Every entry here needs to be repeated exactly.

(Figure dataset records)
——————————

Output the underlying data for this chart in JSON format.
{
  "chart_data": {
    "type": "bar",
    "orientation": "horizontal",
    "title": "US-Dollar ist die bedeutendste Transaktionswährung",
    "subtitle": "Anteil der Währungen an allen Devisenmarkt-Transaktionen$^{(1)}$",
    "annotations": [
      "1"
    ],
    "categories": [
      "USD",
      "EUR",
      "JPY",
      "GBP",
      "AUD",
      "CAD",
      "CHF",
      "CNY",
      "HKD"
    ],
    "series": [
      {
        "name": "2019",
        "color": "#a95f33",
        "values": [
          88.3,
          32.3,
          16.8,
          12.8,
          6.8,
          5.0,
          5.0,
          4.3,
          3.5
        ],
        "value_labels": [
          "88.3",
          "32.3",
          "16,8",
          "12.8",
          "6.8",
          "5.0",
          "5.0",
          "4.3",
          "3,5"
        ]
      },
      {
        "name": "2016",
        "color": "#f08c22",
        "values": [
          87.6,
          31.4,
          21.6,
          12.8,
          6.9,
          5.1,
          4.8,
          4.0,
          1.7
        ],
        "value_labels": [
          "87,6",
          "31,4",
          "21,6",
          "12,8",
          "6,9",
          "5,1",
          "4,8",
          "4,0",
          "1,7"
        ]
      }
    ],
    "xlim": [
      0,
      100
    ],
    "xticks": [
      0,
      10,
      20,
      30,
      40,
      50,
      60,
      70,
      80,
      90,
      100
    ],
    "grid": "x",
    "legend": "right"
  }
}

——————————

SOLVED PROBLEM —
Output the underlying data for this chart in JSON format.
{
  "chart_data": {
    "type": "bar",
    "orientation": "horizontal",
    "title": "US-Dollar ist die bedeutendste Transaktionswährung",
    "subtitle": "Anteil der Währungen an allen Devisenmarkt-Transaktionen$^{(1)}$",
    "annotations": [
      "1"
    ],
    "categories": [
      "USD",
      "EUR",
      "JPY",
      "GBP",
      "AUD",
      "CAD",
      "CHF",
      "CNY",
      "HKD"
    ],
    "series": [
      {
        "name": "2019",
        "color": "#a95f33",
        "values": [
          88.3,
          32.3,
          16.8,
          12.8,
          6.8,
          5.0,
          5.0,
          4.3,
          3.5
        ],
        "value_labels": [
          "88.3",
          "32.3",
          "16,8",
          "12.8",
          "6.8",
          "5.0",
          "5.0",
          "4.3",
          "3,5"
        ]
      },
      {
        "name": "2016",
        "color": "#f08c22",
        "values": [
          87.6,
          31.4,
          21.6,
          12.8,
          6.9,
          5.1,
          4.8,
          4.0,
          1.7
        ],
        "value_labels": [
          "87,6",
          "31,4",
          "21,6",
          "12,8",
          "6,9",
          "5,1",
          "4,8",
          "4,0",
          "1,7"
        ]
      }
    ],
    "xlim": [
      0,
      100
    ],
    "xticks": [
      0,
      10,
      20,
      30,
      40,
      50,
      60,
      70,
      80,
      90,
      100
    ],
    "grid": "x",
    "legend": "right"
  }
}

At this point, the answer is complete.